Filter these entries, keeping only lines that hold the word "Rede".

— BEGIN Data records —

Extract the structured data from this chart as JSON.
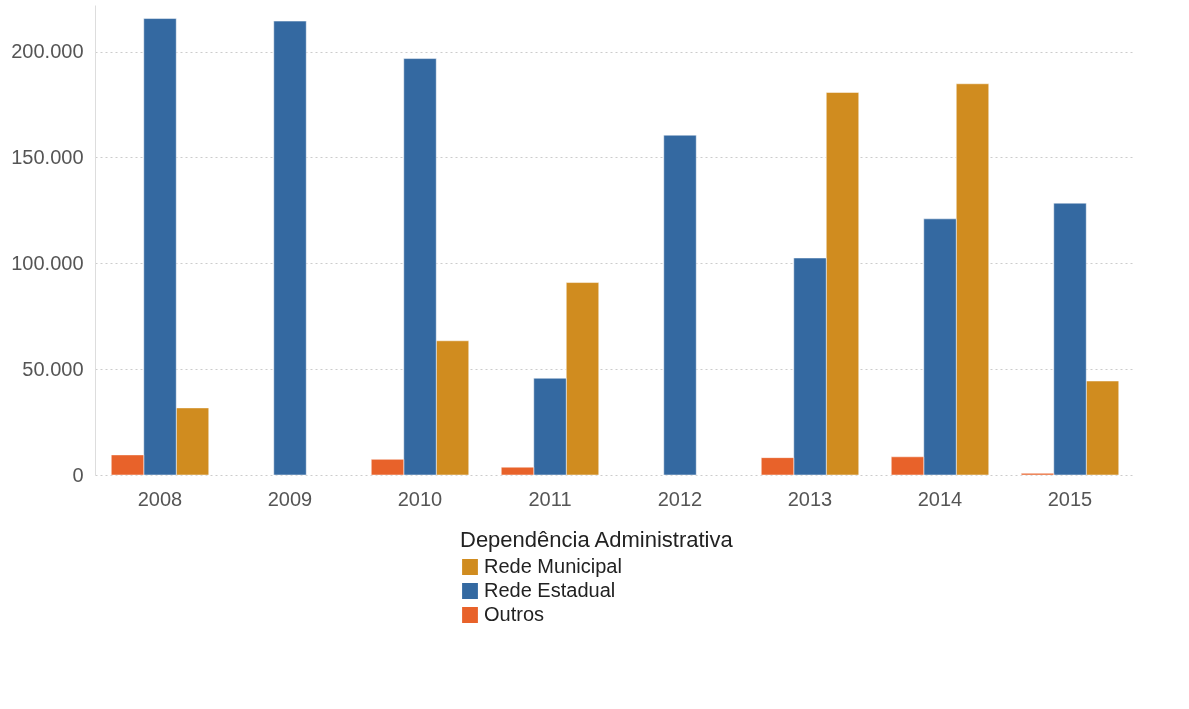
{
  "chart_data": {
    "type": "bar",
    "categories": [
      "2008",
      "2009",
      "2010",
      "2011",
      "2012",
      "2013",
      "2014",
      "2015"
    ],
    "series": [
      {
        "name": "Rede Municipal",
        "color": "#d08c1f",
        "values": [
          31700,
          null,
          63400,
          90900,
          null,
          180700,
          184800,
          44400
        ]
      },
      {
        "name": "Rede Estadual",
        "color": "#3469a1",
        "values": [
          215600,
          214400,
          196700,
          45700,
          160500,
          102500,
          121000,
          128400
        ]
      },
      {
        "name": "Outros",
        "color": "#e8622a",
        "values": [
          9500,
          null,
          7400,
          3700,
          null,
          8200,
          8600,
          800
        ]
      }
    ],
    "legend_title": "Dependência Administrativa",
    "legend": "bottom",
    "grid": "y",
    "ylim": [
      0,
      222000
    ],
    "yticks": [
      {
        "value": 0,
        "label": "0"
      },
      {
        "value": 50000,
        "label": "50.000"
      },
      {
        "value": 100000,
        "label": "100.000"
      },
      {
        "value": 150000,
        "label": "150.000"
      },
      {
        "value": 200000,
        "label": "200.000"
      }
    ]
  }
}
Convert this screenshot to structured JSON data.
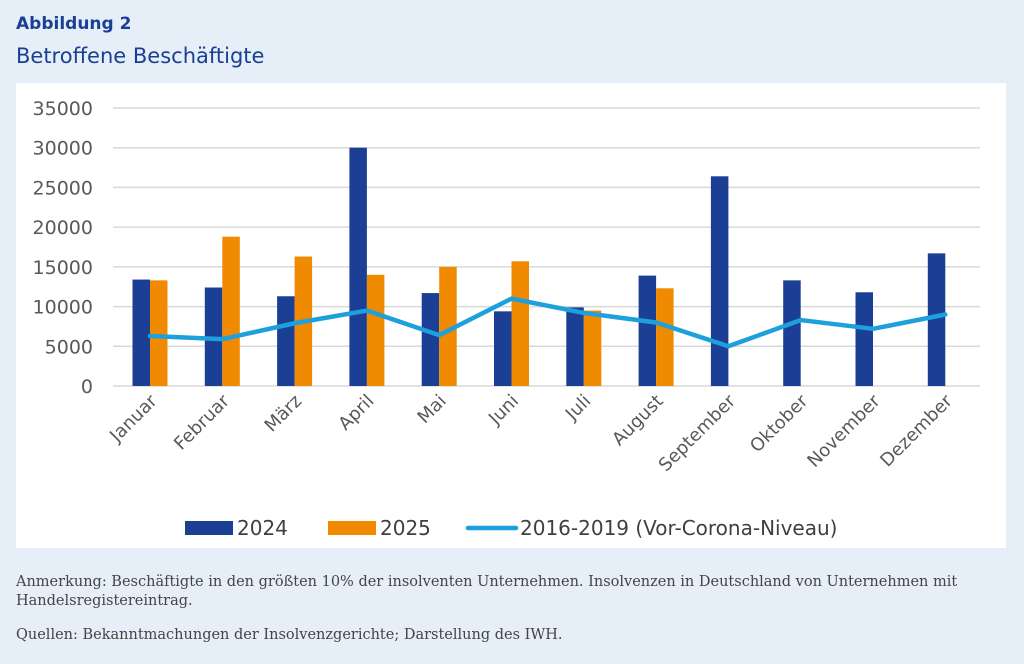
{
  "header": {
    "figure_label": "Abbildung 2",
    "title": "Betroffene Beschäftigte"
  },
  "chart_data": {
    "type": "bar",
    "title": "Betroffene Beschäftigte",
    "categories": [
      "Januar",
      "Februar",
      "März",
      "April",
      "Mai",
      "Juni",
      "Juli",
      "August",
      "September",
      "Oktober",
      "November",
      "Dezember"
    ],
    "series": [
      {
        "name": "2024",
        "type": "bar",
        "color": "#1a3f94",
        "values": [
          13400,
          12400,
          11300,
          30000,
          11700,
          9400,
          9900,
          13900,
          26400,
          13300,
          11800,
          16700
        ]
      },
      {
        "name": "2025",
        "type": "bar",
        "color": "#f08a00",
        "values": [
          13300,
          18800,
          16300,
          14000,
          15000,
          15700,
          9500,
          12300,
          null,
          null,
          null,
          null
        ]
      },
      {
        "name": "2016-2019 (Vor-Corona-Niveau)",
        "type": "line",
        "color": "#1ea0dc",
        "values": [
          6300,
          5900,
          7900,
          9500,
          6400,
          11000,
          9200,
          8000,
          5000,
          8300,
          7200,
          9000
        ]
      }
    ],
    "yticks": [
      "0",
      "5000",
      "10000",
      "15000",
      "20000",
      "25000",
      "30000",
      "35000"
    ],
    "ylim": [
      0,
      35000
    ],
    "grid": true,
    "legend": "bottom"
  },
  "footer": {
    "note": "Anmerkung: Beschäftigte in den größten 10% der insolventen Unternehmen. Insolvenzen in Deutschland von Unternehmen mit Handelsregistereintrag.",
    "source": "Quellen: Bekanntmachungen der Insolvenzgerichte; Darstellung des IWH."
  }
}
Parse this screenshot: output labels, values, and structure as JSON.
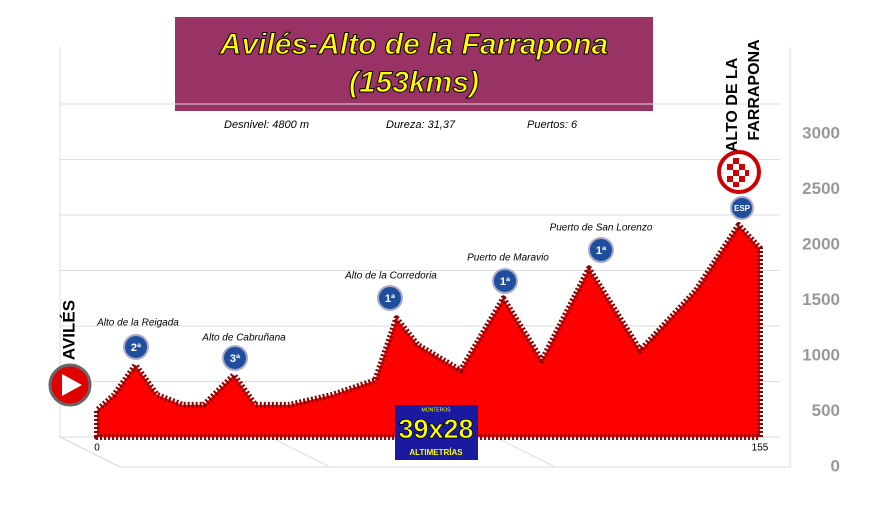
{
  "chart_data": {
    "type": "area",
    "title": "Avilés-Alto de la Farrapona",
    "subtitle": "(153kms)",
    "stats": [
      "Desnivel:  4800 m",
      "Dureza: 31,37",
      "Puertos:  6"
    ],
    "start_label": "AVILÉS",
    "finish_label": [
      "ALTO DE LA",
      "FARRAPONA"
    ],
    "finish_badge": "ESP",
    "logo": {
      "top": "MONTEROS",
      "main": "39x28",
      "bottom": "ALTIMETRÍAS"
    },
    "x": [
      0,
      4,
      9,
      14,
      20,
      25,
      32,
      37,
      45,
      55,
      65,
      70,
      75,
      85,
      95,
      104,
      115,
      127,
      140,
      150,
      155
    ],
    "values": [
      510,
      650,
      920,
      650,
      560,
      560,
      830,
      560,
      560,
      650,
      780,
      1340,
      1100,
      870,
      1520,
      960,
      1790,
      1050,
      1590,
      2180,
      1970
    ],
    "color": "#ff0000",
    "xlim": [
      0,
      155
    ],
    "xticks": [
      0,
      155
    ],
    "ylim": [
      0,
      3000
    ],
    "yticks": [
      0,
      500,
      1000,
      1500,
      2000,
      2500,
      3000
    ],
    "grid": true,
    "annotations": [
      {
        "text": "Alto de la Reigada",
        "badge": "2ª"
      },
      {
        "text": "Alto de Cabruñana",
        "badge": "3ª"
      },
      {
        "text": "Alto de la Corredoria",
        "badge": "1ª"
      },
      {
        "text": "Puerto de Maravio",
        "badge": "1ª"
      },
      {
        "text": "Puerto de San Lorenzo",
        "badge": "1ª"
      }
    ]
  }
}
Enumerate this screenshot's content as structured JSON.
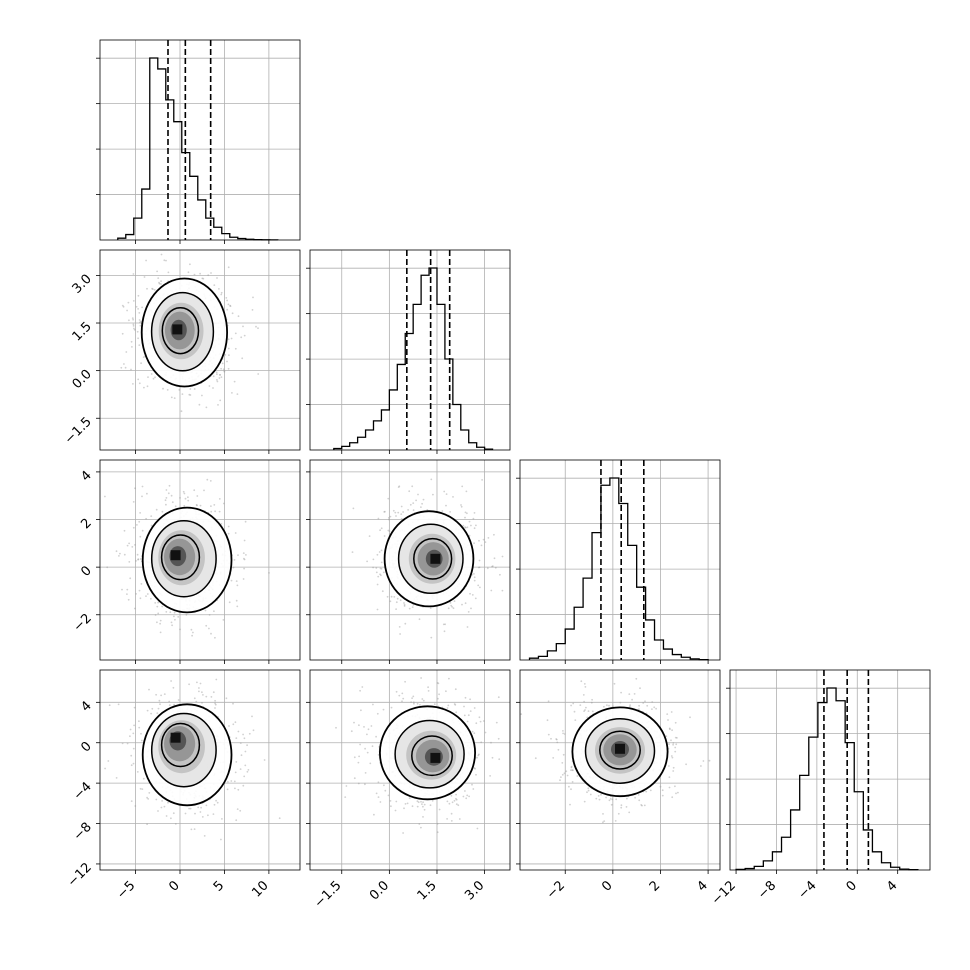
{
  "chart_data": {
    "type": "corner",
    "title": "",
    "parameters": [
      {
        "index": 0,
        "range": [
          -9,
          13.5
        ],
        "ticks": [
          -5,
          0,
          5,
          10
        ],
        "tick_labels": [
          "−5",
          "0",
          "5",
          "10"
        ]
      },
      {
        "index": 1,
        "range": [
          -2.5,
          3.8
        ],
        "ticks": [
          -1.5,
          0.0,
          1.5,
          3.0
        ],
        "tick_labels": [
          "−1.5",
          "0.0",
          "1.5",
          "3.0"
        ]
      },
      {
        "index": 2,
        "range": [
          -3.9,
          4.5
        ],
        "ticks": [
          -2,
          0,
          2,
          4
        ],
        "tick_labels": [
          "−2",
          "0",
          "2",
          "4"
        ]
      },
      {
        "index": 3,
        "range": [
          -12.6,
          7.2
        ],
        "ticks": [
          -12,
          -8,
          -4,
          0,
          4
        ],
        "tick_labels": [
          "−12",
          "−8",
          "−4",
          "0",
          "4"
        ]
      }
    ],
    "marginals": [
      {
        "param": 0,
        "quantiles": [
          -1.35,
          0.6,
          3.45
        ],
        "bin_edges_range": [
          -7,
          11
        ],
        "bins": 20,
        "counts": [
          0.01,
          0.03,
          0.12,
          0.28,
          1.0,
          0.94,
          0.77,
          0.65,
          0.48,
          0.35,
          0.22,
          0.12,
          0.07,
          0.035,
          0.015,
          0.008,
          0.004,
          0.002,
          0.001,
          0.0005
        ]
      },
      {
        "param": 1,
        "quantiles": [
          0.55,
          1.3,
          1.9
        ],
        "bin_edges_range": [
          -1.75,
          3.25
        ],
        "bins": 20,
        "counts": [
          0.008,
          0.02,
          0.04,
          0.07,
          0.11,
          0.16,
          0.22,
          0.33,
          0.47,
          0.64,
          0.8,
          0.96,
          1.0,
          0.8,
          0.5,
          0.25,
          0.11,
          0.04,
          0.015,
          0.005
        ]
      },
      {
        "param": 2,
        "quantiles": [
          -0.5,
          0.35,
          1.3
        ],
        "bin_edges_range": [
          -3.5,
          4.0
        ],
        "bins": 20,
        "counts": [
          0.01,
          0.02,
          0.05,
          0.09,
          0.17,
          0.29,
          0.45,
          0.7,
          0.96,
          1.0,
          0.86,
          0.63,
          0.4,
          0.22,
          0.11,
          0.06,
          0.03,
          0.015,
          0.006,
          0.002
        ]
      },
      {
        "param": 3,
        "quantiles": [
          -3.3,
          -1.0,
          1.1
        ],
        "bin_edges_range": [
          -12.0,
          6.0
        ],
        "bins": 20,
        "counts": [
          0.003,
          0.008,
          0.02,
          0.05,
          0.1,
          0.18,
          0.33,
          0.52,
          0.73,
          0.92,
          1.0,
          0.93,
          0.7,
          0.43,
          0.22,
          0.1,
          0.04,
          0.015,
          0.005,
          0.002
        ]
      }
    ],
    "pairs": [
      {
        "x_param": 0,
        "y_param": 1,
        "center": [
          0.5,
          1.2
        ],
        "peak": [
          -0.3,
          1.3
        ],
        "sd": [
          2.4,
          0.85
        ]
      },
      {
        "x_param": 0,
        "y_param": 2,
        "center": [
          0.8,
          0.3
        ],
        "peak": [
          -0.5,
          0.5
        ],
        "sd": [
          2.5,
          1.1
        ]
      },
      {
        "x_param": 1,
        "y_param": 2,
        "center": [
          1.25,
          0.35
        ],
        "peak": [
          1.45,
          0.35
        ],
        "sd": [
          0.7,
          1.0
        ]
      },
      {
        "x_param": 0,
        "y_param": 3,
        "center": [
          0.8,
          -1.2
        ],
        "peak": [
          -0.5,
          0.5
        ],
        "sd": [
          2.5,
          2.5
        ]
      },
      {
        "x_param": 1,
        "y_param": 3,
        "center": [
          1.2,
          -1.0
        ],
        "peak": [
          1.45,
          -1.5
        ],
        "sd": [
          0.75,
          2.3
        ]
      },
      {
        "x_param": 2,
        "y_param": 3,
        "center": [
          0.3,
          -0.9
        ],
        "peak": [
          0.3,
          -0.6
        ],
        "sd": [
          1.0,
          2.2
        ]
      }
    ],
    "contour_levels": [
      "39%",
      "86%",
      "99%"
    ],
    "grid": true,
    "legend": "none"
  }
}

— END Data records —

Solution:
        "name": "Rede Municipal",
        "name": "Rede Estadual",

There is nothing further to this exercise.